Extrait.
########
Nous avons déjà un festival de théâtre de rue appelé BATIAM Festival dans la banlieue de Tel-Aviv, à 10 mn de Jaffa. C’est un quartier d’ouvriers donc assez pauvre. Cet événement ressemble un peu aux « Chalons de la rue » en France. L’idée est d’ouvrir la population aux théâtre par diverses manifestations. Nous produisons aussi un festival de théâtre pour enfants à Haifa, cité mixte juifs, arabes et surtout ACABA Festival, le plus importants par le nombre d’artistes invités et le nombre de visiteurs. Il y a des troupes de théâtre de rue de tous horizons et de plusieurs pays. Donc trois grands évènements tout au long de l’année plus une multitudes de petites manifestations ici et là. De plus nous organisons des fêtes et montons des cirques. Comme tu peux voir, il y a pas mal de boulot. Seulement, il y a une grande distance entre le théâtre institutionnel et le théâtre dit « underground ».
########
Données extraites.
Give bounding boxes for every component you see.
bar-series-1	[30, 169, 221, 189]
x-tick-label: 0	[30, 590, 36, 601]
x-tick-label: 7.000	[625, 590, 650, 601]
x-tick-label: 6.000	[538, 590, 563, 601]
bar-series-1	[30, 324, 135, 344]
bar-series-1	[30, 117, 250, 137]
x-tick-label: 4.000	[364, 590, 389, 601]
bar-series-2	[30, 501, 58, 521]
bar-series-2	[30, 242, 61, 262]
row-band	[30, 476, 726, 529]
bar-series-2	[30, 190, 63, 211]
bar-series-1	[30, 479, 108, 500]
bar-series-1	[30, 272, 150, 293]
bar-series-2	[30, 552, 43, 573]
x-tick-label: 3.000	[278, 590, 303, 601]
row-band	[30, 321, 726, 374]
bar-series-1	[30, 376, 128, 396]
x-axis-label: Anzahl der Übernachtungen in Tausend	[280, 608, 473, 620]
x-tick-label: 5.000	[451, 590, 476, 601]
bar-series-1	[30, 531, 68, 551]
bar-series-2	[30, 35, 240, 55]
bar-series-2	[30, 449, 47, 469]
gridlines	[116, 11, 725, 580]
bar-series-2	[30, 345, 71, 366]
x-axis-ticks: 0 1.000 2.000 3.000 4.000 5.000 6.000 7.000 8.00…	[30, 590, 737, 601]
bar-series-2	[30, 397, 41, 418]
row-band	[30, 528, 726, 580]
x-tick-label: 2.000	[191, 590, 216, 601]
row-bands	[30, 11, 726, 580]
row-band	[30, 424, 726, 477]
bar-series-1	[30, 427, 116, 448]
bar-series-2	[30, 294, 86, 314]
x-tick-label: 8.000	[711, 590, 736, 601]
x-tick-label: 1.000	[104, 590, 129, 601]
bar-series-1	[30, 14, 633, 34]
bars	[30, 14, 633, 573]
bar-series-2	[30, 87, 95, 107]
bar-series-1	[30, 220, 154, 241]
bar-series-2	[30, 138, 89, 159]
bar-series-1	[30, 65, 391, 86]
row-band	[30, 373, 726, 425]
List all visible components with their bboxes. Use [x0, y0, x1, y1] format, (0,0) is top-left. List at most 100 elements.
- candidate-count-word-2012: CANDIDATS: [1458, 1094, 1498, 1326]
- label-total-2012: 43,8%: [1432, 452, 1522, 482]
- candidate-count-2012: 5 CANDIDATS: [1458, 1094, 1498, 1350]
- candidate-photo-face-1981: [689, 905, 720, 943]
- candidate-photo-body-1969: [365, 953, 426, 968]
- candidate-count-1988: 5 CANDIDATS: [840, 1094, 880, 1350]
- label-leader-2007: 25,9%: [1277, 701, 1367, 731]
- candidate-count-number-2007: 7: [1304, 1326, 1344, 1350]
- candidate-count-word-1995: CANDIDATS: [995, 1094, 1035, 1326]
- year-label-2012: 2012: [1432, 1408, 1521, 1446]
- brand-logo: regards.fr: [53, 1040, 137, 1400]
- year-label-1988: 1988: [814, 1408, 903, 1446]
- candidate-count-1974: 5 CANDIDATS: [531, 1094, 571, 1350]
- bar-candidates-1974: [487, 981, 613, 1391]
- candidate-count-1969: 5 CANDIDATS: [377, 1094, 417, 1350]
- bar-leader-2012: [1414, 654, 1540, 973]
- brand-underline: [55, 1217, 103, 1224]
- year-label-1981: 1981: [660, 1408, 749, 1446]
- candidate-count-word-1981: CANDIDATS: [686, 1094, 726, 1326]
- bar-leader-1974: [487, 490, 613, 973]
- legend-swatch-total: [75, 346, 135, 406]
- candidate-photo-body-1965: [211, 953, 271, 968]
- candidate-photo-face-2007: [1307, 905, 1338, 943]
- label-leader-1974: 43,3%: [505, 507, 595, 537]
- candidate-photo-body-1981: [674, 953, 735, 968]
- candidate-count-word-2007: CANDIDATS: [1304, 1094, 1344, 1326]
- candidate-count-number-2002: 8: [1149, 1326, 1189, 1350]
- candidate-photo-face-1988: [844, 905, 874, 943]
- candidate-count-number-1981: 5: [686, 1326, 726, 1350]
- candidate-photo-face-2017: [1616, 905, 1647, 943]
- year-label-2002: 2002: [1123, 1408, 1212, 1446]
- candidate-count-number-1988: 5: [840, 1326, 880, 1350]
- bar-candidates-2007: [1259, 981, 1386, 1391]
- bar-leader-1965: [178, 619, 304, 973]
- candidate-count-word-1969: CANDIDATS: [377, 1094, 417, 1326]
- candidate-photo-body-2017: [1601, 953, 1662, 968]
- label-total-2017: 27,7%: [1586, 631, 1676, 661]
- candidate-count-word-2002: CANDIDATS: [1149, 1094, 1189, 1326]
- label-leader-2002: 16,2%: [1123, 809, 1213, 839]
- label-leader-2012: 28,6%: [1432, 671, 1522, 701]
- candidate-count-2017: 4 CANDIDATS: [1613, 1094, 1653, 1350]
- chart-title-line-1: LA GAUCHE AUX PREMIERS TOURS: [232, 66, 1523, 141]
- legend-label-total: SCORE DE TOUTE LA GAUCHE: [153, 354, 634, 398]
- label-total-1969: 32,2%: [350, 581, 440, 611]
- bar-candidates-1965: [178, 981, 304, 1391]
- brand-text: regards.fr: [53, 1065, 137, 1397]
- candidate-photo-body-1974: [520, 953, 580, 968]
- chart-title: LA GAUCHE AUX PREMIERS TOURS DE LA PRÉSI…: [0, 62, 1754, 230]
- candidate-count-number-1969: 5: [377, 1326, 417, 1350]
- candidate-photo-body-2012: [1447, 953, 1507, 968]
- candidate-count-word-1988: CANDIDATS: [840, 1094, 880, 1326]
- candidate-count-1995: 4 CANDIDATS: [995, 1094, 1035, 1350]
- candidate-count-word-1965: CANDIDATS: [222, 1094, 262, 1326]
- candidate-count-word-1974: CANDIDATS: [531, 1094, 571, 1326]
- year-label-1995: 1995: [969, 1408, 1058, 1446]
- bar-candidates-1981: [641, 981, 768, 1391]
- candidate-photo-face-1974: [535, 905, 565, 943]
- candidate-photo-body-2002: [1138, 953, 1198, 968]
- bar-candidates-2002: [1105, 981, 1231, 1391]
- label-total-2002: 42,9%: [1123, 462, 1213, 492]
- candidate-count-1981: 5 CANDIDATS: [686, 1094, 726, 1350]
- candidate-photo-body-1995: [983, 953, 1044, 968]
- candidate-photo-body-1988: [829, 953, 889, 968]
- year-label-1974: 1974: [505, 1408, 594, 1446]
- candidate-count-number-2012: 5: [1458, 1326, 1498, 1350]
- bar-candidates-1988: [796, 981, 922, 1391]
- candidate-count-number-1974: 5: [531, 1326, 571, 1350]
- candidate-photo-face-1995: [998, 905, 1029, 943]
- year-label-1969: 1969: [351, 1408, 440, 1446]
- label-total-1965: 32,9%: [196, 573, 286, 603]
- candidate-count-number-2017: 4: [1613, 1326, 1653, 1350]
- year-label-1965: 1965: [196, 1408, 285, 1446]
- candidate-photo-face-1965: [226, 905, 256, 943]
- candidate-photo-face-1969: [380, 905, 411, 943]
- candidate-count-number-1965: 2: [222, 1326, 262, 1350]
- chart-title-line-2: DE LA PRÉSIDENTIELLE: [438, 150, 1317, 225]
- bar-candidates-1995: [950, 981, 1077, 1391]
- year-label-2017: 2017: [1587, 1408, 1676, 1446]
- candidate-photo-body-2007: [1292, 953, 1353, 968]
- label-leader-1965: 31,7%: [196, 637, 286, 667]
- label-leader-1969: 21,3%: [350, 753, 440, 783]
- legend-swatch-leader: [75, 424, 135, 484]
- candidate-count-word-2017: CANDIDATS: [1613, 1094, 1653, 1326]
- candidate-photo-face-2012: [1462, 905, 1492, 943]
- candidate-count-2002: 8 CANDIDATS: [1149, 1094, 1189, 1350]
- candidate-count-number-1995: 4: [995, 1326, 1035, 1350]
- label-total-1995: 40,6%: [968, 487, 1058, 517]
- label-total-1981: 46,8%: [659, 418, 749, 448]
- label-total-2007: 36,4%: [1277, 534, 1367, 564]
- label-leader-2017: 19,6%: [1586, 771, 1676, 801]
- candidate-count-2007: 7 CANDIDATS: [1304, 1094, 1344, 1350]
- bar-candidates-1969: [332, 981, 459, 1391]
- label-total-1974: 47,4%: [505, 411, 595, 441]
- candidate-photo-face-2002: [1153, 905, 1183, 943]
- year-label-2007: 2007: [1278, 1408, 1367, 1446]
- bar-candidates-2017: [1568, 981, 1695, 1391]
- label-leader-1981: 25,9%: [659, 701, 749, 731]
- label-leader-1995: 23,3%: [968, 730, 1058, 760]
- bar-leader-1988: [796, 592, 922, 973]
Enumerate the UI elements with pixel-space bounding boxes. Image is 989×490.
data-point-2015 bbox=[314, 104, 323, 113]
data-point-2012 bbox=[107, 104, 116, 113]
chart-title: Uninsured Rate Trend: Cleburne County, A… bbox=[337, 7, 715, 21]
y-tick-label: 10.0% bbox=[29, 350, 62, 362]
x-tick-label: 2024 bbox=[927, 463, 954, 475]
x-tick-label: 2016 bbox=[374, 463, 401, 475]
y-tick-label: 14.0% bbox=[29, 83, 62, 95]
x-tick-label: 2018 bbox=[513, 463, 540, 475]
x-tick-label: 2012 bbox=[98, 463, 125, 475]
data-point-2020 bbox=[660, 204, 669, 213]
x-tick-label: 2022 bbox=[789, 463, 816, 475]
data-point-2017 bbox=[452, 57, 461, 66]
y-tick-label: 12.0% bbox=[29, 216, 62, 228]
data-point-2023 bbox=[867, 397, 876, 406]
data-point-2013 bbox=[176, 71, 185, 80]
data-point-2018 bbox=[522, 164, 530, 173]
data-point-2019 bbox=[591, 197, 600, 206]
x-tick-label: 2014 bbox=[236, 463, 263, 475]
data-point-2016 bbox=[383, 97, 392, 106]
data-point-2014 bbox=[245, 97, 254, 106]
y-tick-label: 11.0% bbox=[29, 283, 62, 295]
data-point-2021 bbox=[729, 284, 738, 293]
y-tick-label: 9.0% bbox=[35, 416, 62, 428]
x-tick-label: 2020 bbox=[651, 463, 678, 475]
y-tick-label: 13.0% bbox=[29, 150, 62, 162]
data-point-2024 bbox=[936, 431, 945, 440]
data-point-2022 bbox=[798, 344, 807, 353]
########
Consigne écrite 1. Selon l'extrait sur les festivals de théâtre, qu'est-ce qui fait de l'ACABA Festival le plus important des événements produits ?
Consigne écrite 2. Relevez tous les noms de lieux géographiques cités dans l'extrait sur les festivals de théâtre.
Consigne écrite 3. Prolongez l'extrait sur les festivals de théâtre à partir de sa dernière phrase, en gardant le même ton et la même personne.

Réponse écrite 1. L'ACABA Festival est le plus important par le nombre d'artistes invités et par le nombre de visiteurs.

Réponse écrite 2.
- Tel-Aviv
- Jaffa
- France
- Haifa

Réponse écrite 3.
Nous n’avons pas de tradition théâtrale issue de l’époque médiévale. Tout ce que nous avons, c’est la bible, mais nous ne nous en servant pas. Heureusement pour nous. Notre pays n’a que 50 ans et cela fait 20 ans que nous commençons à faire tomber les murs, mais les artistes sont de plus en plus nombreux à s’inscrire dans ce mouvement, et même si le public n’est pas toujours au rendez-vous, la fréquentation des festivals est en augmentation constante d’année en année.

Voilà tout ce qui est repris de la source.